> Exercise prompt
State how many lines of the material below contain the string "panel". Reply with the number alone.

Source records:
START
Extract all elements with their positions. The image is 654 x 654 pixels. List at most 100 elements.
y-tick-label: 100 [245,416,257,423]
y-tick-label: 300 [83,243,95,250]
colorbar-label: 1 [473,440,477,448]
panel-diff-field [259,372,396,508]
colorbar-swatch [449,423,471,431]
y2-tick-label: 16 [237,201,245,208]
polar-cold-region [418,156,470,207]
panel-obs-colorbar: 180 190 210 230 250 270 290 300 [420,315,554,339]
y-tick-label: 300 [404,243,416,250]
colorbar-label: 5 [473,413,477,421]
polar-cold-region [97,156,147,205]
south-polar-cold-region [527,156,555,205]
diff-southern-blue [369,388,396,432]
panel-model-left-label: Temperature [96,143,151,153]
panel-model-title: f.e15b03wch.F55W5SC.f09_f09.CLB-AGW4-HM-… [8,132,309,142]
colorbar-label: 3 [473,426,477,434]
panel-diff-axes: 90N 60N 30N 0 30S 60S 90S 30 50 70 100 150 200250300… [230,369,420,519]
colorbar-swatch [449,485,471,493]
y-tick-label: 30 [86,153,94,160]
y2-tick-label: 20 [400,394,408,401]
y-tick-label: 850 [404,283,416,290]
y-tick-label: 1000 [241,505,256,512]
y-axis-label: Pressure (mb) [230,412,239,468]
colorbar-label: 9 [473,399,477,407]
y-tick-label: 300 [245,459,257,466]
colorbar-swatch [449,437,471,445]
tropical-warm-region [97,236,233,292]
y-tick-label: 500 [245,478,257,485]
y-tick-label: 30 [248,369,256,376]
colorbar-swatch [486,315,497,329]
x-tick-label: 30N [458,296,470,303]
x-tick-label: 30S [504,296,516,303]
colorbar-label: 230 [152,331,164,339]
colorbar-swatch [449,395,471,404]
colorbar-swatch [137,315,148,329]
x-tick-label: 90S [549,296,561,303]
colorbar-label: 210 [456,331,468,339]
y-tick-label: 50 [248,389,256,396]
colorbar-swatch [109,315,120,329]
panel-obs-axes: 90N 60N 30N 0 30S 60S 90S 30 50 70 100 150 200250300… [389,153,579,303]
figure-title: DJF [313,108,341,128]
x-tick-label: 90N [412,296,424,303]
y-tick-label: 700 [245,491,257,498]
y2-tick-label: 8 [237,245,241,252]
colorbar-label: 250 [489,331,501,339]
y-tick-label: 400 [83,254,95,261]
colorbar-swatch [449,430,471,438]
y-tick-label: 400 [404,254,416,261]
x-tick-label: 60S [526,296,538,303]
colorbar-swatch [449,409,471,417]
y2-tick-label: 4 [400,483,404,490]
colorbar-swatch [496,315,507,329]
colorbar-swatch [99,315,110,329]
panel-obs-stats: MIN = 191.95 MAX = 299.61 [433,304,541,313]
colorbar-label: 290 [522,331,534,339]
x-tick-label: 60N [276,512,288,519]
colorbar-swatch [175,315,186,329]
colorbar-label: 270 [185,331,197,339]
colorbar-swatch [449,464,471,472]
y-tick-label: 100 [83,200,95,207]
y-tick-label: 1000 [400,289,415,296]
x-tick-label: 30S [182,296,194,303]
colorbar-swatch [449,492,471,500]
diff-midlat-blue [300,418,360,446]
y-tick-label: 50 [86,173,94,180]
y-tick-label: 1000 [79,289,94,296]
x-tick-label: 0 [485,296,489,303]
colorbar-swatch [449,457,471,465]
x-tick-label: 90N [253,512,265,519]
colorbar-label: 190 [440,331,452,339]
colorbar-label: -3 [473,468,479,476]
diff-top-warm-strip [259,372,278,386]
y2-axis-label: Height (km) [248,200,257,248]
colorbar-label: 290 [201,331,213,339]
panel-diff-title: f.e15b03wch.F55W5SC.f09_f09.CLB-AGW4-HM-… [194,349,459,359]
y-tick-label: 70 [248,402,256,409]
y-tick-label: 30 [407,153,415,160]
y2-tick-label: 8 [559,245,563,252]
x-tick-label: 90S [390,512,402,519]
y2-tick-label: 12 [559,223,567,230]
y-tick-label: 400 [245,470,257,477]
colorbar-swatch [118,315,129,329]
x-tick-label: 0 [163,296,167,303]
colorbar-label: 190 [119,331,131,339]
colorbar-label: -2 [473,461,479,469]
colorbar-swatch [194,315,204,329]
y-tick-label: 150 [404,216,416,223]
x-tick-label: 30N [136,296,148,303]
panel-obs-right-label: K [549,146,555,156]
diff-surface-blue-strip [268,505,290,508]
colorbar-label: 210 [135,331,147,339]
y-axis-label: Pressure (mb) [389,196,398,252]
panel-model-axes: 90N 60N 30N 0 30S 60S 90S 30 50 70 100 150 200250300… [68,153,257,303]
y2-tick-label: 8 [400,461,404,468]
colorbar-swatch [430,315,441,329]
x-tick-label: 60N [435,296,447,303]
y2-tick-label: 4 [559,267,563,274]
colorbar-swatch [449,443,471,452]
END
> Reply
10